**Aim**
Retype the whole listing below, character for character.

**Record list**
** Start **

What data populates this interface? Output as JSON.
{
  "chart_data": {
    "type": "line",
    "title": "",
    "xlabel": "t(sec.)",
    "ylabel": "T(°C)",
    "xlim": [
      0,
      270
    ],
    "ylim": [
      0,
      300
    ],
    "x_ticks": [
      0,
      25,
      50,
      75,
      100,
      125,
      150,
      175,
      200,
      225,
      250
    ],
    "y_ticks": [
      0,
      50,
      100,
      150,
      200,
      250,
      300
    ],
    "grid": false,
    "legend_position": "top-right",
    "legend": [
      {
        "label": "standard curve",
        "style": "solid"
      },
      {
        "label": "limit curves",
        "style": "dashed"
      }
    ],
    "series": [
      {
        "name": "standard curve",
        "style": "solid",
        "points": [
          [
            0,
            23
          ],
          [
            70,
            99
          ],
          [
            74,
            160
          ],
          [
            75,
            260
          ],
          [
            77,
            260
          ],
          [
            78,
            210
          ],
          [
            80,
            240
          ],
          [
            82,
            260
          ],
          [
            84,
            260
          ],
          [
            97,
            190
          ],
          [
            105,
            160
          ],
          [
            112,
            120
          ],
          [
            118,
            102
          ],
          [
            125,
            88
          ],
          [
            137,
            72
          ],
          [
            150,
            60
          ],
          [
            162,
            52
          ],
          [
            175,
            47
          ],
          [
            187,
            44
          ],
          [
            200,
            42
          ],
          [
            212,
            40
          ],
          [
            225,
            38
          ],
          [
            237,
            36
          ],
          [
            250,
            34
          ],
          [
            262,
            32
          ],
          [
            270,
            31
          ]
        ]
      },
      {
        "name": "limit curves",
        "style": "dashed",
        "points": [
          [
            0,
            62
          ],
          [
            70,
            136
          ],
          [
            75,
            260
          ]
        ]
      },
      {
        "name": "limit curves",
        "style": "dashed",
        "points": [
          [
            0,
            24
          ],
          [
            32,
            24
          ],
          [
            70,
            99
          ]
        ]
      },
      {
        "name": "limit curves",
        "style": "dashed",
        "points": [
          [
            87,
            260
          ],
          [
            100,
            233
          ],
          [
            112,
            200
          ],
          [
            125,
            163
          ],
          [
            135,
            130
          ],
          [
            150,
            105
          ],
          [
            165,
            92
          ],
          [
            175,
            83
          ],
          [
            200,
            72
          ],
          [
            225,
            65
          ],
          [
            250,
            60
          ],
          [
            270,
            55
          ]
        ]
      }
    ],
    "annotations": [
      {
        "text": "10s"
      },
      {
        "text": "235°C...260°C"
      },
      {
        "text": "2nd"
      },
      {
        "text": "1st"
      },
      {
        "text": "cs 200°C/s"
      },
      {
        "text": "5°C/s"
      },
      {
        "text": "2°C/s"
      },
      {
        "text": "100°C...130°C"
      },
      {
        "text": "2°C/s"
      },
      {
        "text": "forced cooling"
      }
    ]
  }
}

** End **

**Final answer**
What data populates this interface? Output as JSON.
{
  "chart_data": {
    "type": "line",
    "title": "",
    "xlabel": "t(sec.)",
    "ylabel": "T(°C)",
    "xlim": [
      0,
      270
    ],
    "ylim": [
      0,
      300
    ],
    "x_ticks": [
      0,
      25,
      50,
      75,
      100,
      125,
      150,
      175,
      200,
      225,
      250
    ],
    "y_ticks": [
      0,
      50,
      100,
      150,
      200,
      250,
      300
    ],
    "grid": false,
    "legend_position": "top-right",
    "legend": [
      {
        "label": "standard curve",
        "style": "solid"
      },
      {
        "label": "limit curves",
        "style": "dashed"
      }
    ],
    "series": [
      {
        "name": "standard curve",
        "style": "solid",
        "points": [
          [
            0,
            23
          ],
          [
            70,
            99
          ],
          [
            74,
            160
          ],
          [
            75,
            260
          ],
          [
            77,
            260
          ],
          [
            78,
            210
          ],
          [
            80,
            240
          ],
          [
            82,
            260
          ],
          [
            84,
            260
          ],
          [
            97,
            190
          ],
          [
            105,
            160
          ],
          [
            112,
            120
          ],
          [
            118,
            102
          ],
          [
            125,
            88
          ],
          [
            137,
            72
          ],
          [
            150,
            60
          ],
          [
            162,
            52
          ],
          [
            175,
            47
          ],
          [
            187,
            44
          ],
          [
            200,
            42
          ],
          [
            212,
            40
          ],
          [
            225,
            38
          ],
          [
            237,
            36
          ],
          [
            250,
            34
          ],
          [
            262,
            32
          ],
          [
            270,
            31
          ]
        ]
      },
      {
        "name": "limit curves",
        "style": "dashed",
        "points": [
          [
            0,
            62
          ],
          [
            70,
            136
          ],
          [
            75,
            260
          ]
        ]
      },
      {
        "name": "limit curves",
        "style": "dashed",
        "points": [
          [
            0,
            24
          ],
          [
            32,
            24
          ],
          [
            70,
            99
          ]
        ]
      },
      {
        "name": "limit curves",
        "style": "dashed",
        "points": [
          [
            87,
            260
          ],
          [
            100,
            233
          ],
          [
            112,
            200
          ],
          [
            125,
            163
          ],
          [
            135,
            130
          ],
          [
            150,
            105
          ],
          [
            165,
            92
          ],
          [
            175,
            83
          ],
          [
            200,
            72
          ],
          [
            225,
            65
          ],
          [
            250,
            60
          ],
          [
            270,
            55
          ]
        ]
      }
    ],
    "annotations": [
      {
        "text": "10s"
      },
      {
        "text": "235°C...260°C"
      },
      {
        "text": "2nd"
      },
      {
        "text": "1st"
      },
      {
        "text": "cs 200°C/s"
      },
      {
        "text": "5°C/s"
      },
      {
        "text": "2°C/s"
      },
      {
        "text": "100°C...130°C"
      },
      {
        "text": "2°C/s"
      },
      {
        "text": "forced cooling"
      }
    ]
  }
}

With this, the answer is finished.